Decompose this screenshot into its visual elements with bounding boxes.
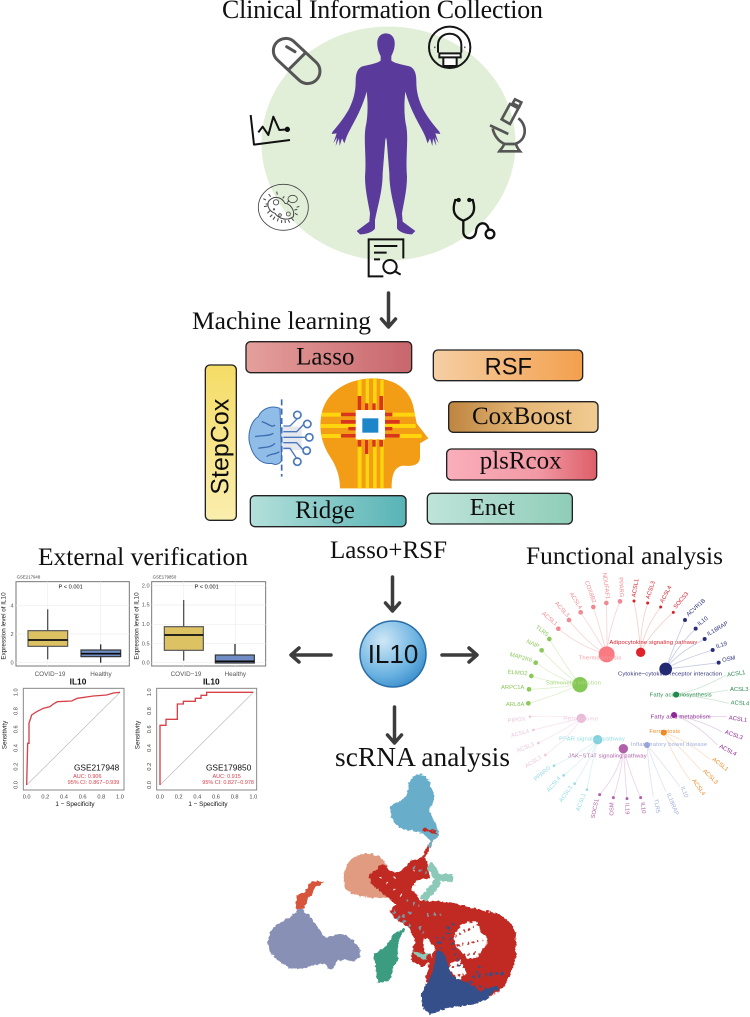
ROC curve: GSE217948 — [2, 677, 124, 808]
cluster: JAK-STAT signaling pathway: IL10 — [639, 802, 646, 815]
icon: document search — [369, 239, 403, 276]
cluster: Inflammatory bowel disease — [631, 742, 707, 816]
icon: microscope — [490, 99, 525, 151]
method: CoxBoost: CoxBoost — [472, 403, 572, 430]
ROC curve: GSE217948: 0.8 — [97, 794, 105, 800]
ROC curve: GSE217948: IL10 — [70, 677, 87, 687]
boxplot: GSE179850: 1.0 — [142, 622, 150, 628]
ROC curve: GSE179850: 0.4 — [193, 794, 201, 800]
ROC curve: GSE217948: 0.6 — [79, 794, 87, 800]
cluster: Salmonella infection: Salmonella infection — [546, 681, 601, 687]
ROC curve: GSE179850: Sensitivity — [134, 720, 141, 749]
ROC curve: GSE217948: 0.6 — [14, 725, 20, 733]
ROC curve: GSE179850: 0.6 — [212, 794, 220, 800]
ROC curve: GSE179850: 95% CI: 0.827−0.978 — [202, 780, 254, 786]
boxplot: GSE179850: 0.0 — [142, 660, 150, 666]
cluster: Fatty acid biosynthesis — [650, 670, 750, 707]
heading: scRNA analysis: scRNA analysis — [335, 742, 510, 772]
cluster: Ferroptosis: ACSL1 — [711, 757, 729, 773]
ROC curve: GSE217948: 0.4 — [14, 744, 20, 752]
ROC curve: GSE179850: 0.0 — [147, 781, 153, 789]
method: plsRcox: plsRcox — [480, 448, 562, 475]
ROC curve: GSE217948: 0.0 — [23, 794, 31, 800]
cluster: dark blue — [422, 950, 497, 1014]
method: StepCox — [205, 365, 236, 520]
cluster: Thermogenesis: NDUFAF1 — [601, 572, 610, 600]
arrow: to external verification — [291, 648, 331, 662]
ROC curve: GSE217948: GSE217948 — [74, 762, 120, 772]
cluster: Peroxisome: ACSL3 — [516, 742, 535, 754]
cluster: Fatty acid biosynthesis: Fatty acid biosynthesis — [650, 692, 712, 698]
boxplot: GSE179850: Healthy — [225, 671, 247, 678]
boxplot: GSE179850: COVID−19 — [171, 671, 202, 678]
cluster: PPAR signaling pathway: ACSL4 — [546, 775, 563, 794]
cluster: top blue — [391, 775, 438, 840]
cluster: PPAR signaling pathway: PPAR signaling pathway — [559, 737, 625, 743]
heading: machine learning: Machine learning — [192, 306, 371, 335]
method: Ridge — [250, 496, 406, 527]
ROC curve: GSE179850: 1 − Specificity — [188, 801, 228, 808]
boxplot: GSE179850: 0.5 — [142, 641, 150, 647]
cluster: Thermogenesis — [540, 572, 624, 662]
cluster: Fatty acid biosynthesis: ACSL3 — [730, 687, 748, 693]
cluster: Salmonella infection: MAP2K6 — [509, 652, 533, 664]
cluster: Cytokine-cytokine receptor interaction: IL18RAP — [706, 621, 730, 638]
cluster: top bridge — [423, 829, 437, 859]
ROC curve: GSE179850: 0.8 — [147, 707, 153, 715]
cluster: Ferroptosis: Ferroptosis — [649, 729, 680, 735]
cluster: Adipocytokine signaling pathway: ACSL4 — [659, 584, 674, 604]
cluster: Fatty acid biosynthesis: ACSL4 — [731, 700, 750, 707]
cluster: Salmonella infection: ARPC1A — [501, 685, 524, 691]
cluster: JAK-STAT signaling pathway: OSM — [610, 802, 616, 816]
ROC curve: GSE217948: 1.0 — [116, 794, 124, 800]
icon: stethoscope — [454, 199, 494, 238]
boxplot: GSE217948: 4 — [11, 603, 14, 609]
cluster: red — [370, 858, 515, 1003]
cluster: Fatty acid metabolism: ACSL4 — [718, 744, 738, 758]
boxplot: GSE179850 — [133, 574, 266, 678]
ROC curve: GSE179850: 0.6 — [147, 725, 153, 733]
ROC curve: GSE217948: 0.2 — [14, 763, 20, 771]
chart: functional enrichment network — [501, 572, 750, 819]
cluster: Salmonella infection: TLR5 — [534, 625, 549, 638]
cluster: Inflammatory bowel disease: TLR5 — [652, 799, 660, 814]
label: Lasso+RSF: Lasso+RSF — [330, 537, 447, 564]
human body silhouette — [332, 33, 440, 234]
cluster: Inflammatory bowel disease: IL10 — [679, 786, 689, 799]
cluster: Inflammatory bowel disease: Inflammatory bowel disease — [631, 742, 707, 748]
method: Ridge: Ridge — [295, 497, 355, 524]
cluster: Peroxisome — [508, 714, 598, 770]
cluster: Thermogenesis: ACSL4 — [568, 592, 583, 611]
node: IL10: IL10 — [368, 639, 418, 669]
cells: dark blue noise — [437, 923, 503, 990]
boxplot: GSE179850: 2.0 — [142, 583, 150, 589]
cluster: JAK-STAT signaling pathway: IL19 — [623, 803, 629, 814]
cluster: peach — [345, 854, 390, 898]
boxplot: GSE179850: Expression level of IL10 — [133, 592, 140, 660]
node: IL10 — [360, 621, 426, 687]
cluster: Adipocytokine signaling pathway: ACSL3 — [646, 581, 657, 600]
cluster: Cytokine-cytokine receptor interaction: ACVR1B — [686, 598, 707, 618]
cluster: Adipocytokine signaling pathway — [609, 578, 697, 657]
method: StepCox: StepCox — [206, 398, 234, 495]
method: Lasso: Lasso — [296, 343, 354, 370]
cluster: PPAR signaling pathway: PPARG — [533, 765, 553, 783]
boxplot: GSE217948: Expression level of IL10 — [1, 592, 8, 660]
chart: UMAP scRNA clusters — [268, 775, 515, 1014]
cluster: Peroxisome: PIPOX — [508, 717, 526, 725]
boxplot: GSE217948: GSE217948 — [17, 574, 41, 579]
ROC curve: GSE179850: 0.0 — [156, 794, 164, 800]
ROC curve: GSE179850: GSE179850 — [206, 762, 252, 772]
cluster: orange-red tail — [297, 882, 323, 908]
ROC curve: GSE179850 — [134, 677, 257, 808]
ROC curve: GSE179850: 1.0 — [249, 794, 257, 800]
ROC curve: GSE217948: Sensitivity — [2, 720, 9, 749]
cluster: Cytokine-cytokine receptor interaction: Cytokine−cytokine receptor interaction — [618, 672, 722, 678]
cluster: Thermogenesis: ACSL3 — [553, 601, 570, 619]
cluster: Fatty acid metabolism: ACSL3 — [724, 730, 743, 742]
boxplot: GSE217948: P < 0.001 — [59, 585, 83, 591]
cluster: Peroxisome: Peroxisome — [563, 717, 598, 723]
cluster: JAK-STAT signaling pathway — [568, 744, 647, 819]
cluster: JAK-STAT signaling pathway: JAK−STAT signaling pathway — [568, 753, 647, 759]
cluster: Ferroptosis: ACSL3 — [701, 769, 719, 786]
cluster: green — [375, 930, 403, 983]
cluster: JAK-STAT signaling pathway: SOCS1 — [591, 798, 601, 819]
boxplot: GSE217948: Healthy — [90, 671, 113, 678]
cluster: Thermogenesis: Thermogenesis — [579, 655, 621, 661]
cluster: Inflammatory bowel disease: IL18RAP — [665, 792, 679, 816]
method: RSF — [433, 350, 583, 381]
icon: AI chip head — [320, 378, 428, 488]
boxplot: GSE179850: 1.5 — [142, 603, 150, 609]
cells: white noise — [380, 870, 420, 900]
ROC curve: GSE217948: 0.8 — [14, 707, 20, 715]
ROC curve: GSE217948: AUC: 0.906 — [73, 774, 102, 780]
cluster: grey blue — [268, 909, 360, 969]
ROC curve: GSE217948: 0.2 — [41, 794, 49, 800]
cluster: Adipocytokine signaling pathway: Adipocytokine signaling pathway — [609, 640, 697, 646]
panel: machine learning methods — [205, 342, 598, 527]
cluster: Ferroptosis: ACSL4 — [690, 778, 706, 798]
method: Enet: Enet — [470, 494, 515, 521]
background circle — [262, 26, 516, 260]
cells: red noise — [452, 923, 483, 977]
cluster: bridge teal — [428, 835, 433, 847]
ROC curve: GSE217948: 1 − Specificity — [55, 801, 95, 808]
method: Enet — [427, 493, 572, 524]
boxplot: GSE179850: GSE179850 — [153, 574, 177, 579]
icon: chart — [251, 115, 290, 145]
boxplot: GSE179850: P < 0.001 — [195, 585, 219, 591]
cluster: PPAR signaling pathway: ACSL3 — [558, 785, 574, 804]
boxplot: GSE217948: 2 — [11, 632, 14, 638]
cluster: Salmonella infection — [501, 625, 601, 708]
boxplot: GSE217948: 0 — [11, 661, 14, 667]
cluster: Adipocytokine signaling pathway: ACSL1 — [631, 578, 641, 598]
method: Lasso — [246, 342, 412, 373]
ROC curve: GSE179850: 1.0 — [147, 688, 153, 696]
boxplot: GSE217948: COVID−19 — [35, 671, 66, 678]
cells: mint patch — [413, 952, 428, 960]
ROC curve: GSE179850: 0.2 — [175, 794, 183, 800]
ROC curve: GSE217948: 0.4 — [60, 794, 68, 800]
cluster: Cytokine-cytokine receptor interaction — [618, 598, 736, 678]
cluster: PPAR signaling pathway — [533, 735, 625, 812]
cluster: Fatty acid metabolism — [651, 712, 748, 758]
method: RSF: RSF — [485, 355, 532, 381]
arrow: clinical to machine learning — [382, 293, 396, 327]
cluster: Salmonella infection: ELMO2 — [507, 670, 528, 677]
cluster: Salmonella infection: NAIP — [525, 639, 540, 650]
ROC curve: GSE179850: AUC: 0.915 — [212, 774, 241, 780]
ROC curve: GSE179850: 0.4 — [147, 744, 153, 752]
cluster: Ferroptosis — [649, 729, 729, 798]
cluster: Fatty acid metabolism: Fatty acid metabolism — [651, 714, 711, 720]
ROC curve: GSE217948: 1.0 — [14, 688, 20, 696]
icon: scanner — [429, 27, 470, 68]
cluster: Fatty acid metabolism: ACSL1 — [728, 715, 748, 724]
cluster: PPAR signaling pathway: ACSL1 — [576, 793, 588, 812]
cluster: Thermogenesis: PPARG — [617, 577, 624, 598]
ROC curve: GSE217948: 0.0 — [14, 781, 20, 789]
arrow: to scRNA analysis — [388, 707, 402, 743]
panel: clinical information circle — [251, 26, 525, 276]
icon: bacteria dish — [258, 184, 308, 230]
ROC curve: GSE179850: IL10 — [203, 677, 220, 687]
icon: brain — [249, 399, 313, 477]
cluster: Peroxisome: ACSL4 — [510, 729, 531, 739]
cluster: Cytokine-cytokine receptor interaction: OSM — [722, 655, 736, 664]
arrow: to functional analysis — [442, 648, 477, 662]
ROC curve: GSE179850: 0.8 — [231, 794, 239, 800]
arrow: Lasso+RSF to IL10 — [386, 577, 400, 611]
cluster: Salmonella infection: ARL8A — [506, 702, 524, 708]
cluster: Thermogenesis: COX8B2 — [583, 580, 596, 604]
heading: external verification: External verification — [38, 542, 248, 571]
method: CoxBoost — [449, 402, 598, 432]
ROC curve: GSE179850: 0.2 — [147, 763, 153, 771]
cluster: Cytokine-cytokine receptor interaction: IL10 — [697, 615, 710, 628]
cluster: Cytokine-cytokine receptor interaction: IL19 — [715, 641, 728, 650]
boxplot: GSE217948 — [1, 574, 129, 678]
heading: functional analysis: Functional analysis — [526, 542, 723, 570]
cluster: mint — [423, 865, 453, 900]
panel: external verification charts — [1, 574, 266, 808]
icon: capsule — [268, 33, 325, 89]
cluster: Fatty acid biosynthesis: ACSL1 — [727, 670, 746, 679]
cluster: Thermogenesis: ACSL1 — [540, 611, 558, 628]
ROC curve: GSE217948: 95% CI: 0.867−0.939 — [68, 780, 119, 786]
cells: white holes — [423, 922, 488, 980]
method: plsRcox — [447, 448, 597, 480]
cells: grey-teal noise — [393, 867, 442, 933]
cluster: Peroxisome: ACSL1 — [524, 755, 543, 770]
cluster: Adipocytokine signaling pathway: SOCS3 — [673, 591, 690, 610]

### What to work on
Look through the lines above and collect those with the word "external".

### Exercise output
arrow: to external verification — [291, 648, 331, 662]
heading: external verification: External verification — [38, 542, 248, 571]
panel: external verification charts — [1, 574, 266, 808]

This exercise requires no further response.